------ Information shown ------

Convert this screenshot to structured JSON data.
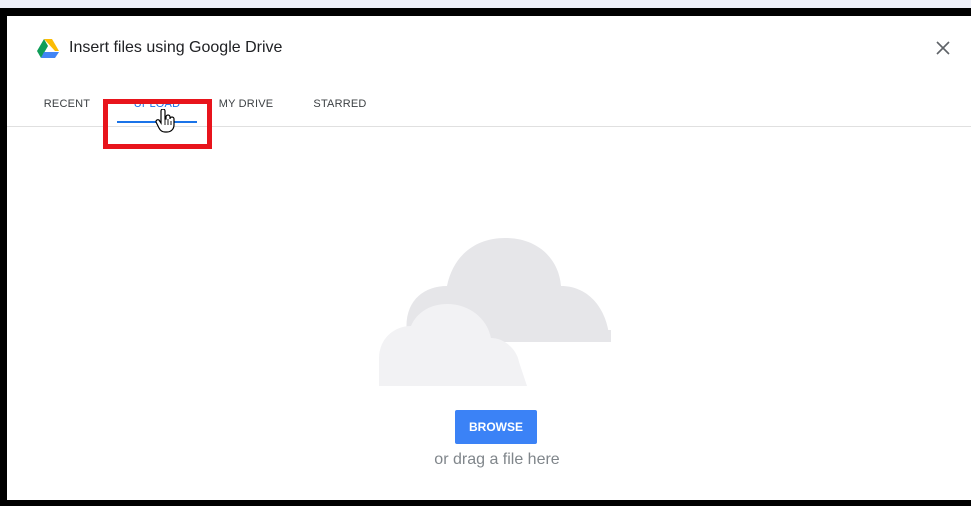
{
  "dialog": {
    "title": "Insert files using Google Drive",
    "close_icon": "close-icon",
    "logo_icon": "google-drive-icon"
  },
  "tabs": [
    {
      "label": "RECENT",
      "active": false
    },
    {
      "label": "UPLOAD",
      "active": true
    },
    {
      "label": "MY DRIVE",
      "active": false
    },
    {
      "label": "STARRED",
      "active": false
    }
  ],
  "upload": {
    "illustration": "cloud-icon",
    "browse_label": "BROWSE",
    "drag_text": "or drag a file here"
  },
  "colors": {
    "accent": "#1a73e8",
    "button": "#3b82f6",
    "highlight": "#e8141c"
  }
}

------
------ Information shown ------

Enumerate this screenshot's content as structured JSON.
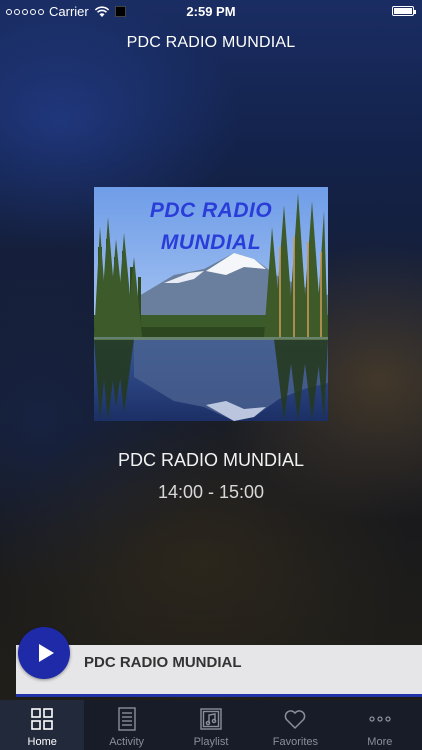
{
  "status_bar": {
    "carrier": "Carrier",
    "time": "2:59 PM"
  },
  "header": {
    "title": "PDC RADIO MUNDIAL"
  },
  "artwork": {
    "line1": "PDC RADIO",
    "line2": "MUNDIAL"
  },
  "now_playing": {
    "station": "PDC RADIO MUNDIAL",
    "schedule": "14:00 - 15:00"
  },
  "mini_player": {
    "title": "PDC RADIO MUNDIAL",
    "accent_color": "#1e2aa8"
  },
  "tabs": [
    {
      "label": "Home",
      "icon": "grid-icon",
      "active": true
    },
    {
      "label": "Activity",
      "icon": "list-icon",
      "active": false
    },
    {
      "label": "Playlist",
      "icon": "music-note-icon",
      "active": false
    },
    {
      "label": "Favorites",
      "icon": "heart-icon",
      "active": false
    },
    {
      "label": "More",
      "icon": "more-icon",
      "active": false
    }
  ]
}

------
------ Information shown ------

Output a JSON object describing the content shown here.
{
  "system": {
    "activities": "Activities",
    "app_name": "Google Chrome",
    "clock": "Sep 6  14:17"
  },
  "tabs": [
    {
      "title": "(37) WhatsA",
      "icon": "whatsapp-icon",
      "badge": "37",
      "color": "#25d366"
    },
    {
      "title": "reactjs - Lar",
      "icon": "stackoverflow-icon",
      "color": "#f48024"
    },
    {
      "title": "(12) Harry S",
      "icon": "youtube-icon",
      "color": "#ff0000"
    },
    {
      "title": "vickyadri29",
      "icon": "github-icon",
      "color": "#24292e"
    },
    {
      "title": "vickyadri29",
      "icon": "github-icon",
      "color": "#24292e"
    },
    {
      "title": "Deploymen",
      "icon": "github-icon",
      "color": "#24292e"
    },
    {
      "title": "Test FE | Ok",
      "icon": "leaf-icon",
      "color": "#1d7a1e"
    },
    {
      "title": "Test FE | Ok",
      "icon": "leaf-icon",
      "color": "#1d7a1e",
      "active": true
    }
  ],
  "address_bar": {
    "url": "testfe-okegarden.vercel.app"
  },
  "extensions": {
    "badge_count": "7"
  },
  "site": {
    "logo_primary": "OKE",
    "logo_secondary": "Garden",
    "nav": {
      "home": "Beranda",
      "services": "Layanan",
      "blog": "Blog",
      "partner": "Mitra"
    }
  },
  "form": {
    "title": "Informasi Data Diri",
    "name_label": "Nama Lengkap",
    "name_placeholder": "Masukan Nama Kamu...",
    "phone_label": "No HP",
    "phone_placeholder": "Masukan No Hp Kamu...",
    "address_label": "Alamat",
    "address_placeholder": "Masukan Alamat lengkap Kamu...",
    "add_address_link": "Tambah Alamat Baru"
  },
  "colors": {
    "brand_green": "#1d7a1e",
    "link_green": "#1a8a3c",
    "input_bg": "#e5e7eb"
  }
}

------

- What you will do -
Report all lines of the material that contain the word "content".

- Full solution -
Enumerate this screenshot's content as structured JSON.
Output a JSON object describing the content shown here.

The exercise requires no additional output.